Task details:
Retype each record shown below, leaving every character as it is.
--- START ---
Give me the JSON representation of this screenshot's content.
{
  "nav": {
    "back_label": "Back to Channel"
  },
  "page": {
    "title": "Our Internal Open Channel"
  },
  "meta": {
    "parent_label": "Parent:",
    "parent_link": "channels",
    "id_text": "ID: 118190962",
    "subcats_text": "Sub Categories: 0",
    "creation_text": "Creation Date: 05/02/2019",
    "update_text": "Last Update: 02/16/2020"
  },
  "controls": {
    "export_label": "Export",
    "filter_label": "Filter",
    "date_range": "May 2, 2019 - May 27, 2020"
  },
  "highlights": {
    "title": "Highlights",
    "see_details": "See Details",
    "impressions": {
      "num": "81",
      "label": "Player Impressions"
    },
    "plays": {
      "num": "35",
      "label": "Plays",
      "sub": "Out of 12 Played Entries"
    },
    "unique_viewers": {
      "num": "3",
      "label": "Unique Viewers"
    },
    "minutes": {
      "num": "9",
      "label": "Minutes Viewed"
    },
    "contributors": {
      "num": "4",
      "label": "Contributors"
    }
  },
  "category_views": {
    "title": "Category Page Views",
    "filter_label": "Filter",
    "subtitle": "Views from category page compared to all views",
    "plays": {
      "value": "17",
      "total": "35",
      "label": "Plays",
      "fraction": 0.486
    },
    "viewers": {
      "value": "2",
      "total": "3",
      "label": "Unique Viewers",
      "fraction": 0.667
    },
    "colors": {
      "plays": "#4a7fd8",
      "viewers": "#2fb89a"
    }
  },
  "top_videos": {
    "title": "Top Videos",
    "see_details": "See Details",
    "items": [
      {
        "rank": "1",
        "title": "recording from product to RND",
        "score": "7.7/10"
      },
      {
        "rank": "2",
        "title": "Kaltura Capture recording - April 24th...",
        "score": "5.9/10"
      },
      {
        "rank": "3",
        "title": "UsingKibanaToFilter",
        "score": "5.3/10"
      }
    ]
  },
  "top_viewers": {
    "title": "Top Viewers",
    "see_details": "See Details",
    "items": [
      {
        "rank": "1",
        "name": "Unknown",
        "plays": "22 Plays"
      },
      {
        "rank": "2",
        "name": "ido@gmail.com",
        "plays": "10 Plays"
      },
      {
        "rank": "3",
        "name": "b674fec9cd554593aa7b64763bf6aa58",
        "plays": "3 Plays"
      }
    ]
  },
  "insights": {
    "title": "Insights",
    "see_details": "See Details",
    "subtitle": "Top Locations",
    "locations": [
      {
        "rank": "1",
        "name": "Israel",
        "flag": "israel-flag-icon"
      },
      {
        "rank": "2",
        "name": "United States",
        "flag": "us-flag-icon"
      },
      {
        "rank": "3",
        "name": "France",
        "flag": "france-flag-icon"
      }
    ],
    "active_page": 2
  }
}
--- END ---
Task solution:
Give me the JSON representation of this screenshot's content.
{
  "nav": {
    "back_label": "Back to Channel"
  },
  "page": {
    "title": "Our Internal Open Channel"
  },
  "meta": {
    "parent_label": "Parent:",
    "parent_link": "channels",
    "id_text": "ID: 118190962",
    "subcats_text": "Sub Categories: 0",
    "creation_text": "Creation Date: 05/02/2019",
    "update_text": "Last Update: 02/16/2020"
  },
  "controls": {
    "export_label": "Export",
    "filter_label": "Filter",
    "date_range": "May 2, 2019 - May 27, 2020"
  },
  "highlights": {
    "title": "Highlights",
    "see_details": "See Details",
    "impressions": {
      "num": "81",
      "label": "Player Impressions"
    },
    "plays": {
      "num": "35",
      "label": "Plays",
      "sub": "Out of 12 Played Entries"
    },
    "unique_viewers": {
      "num": "3",
      "label": "Unique Viewers"
    },
    "minutes": {
      "num": "9",
      "label": "Minutes Viewed"
    },
    "contributors": {
      "num": "4",
      "label": "Contributors"
    }
  },
  "category_views": {
    "title": "Category Page Views",
    "filter_label": "Filter",
    "subtitle": "Views from category page compared to all views",
    "plays": {
      "value": "17",
      "total": "35",
      "label": "Plays",
      "fraction": 0.486
    },
    "viewers": {
      "value": "2",
      "total": "3",
      "label": "Unique Viewers",
      "fraction": 0.667
    },
    "colors": {
      "plays": "#4a7fd8",
      "viewers": "#2fb89a"
    }
  },
  "top_videos": {
    "title": "Top Videos",
    "see_details": "See Details",
    "items": [
      {
        "rank": "1",
        "title": "recording from product to RND",
        "score": "7.7/10"
      },
      {
        "rank": "2",
        "title": "Kaltura Capture recording - April 24th...",
        "score": "5.9/10"
      },
      {
        "rank": "3",
        "title": "UsingKibanaToFilter",
        "score": "5.3/10"
      }
    ]
  },
  "top_viewers": {
    "title": "Top Viewers",
    "see_details": "See Details",
    "items": [
      {
        "rank": "1",
        "name": "Unknown",
        "plays": "22 Plays"
      },
      {
        "rank": "2",
        "name": "ido@gmail.com",
        "plays": "10 Plays"
      },
      {
        "rank": "3",
        "name": "b674fec9cd554593aa7b64763bf6aa58",
        "plays": "3 Plays"
      }
    ]
  },
  "insights": {
    "title": "Insights",
    "see_details": "See Details",
    "subtitle": "Top Locations",
    "locations": [
      {
        "rank": "1",
        "name": "Israel",
        "flag": "israel-flag-icon"
      },
      {
        "rank": "2",
        "name": "United States",
        "flag": "us-flag-icon"
      },
      {
        "rank": "3",
        "name": "France",
        "flag": "france-flag-icon"
      }
    ],
    "active_page": 2
  }
}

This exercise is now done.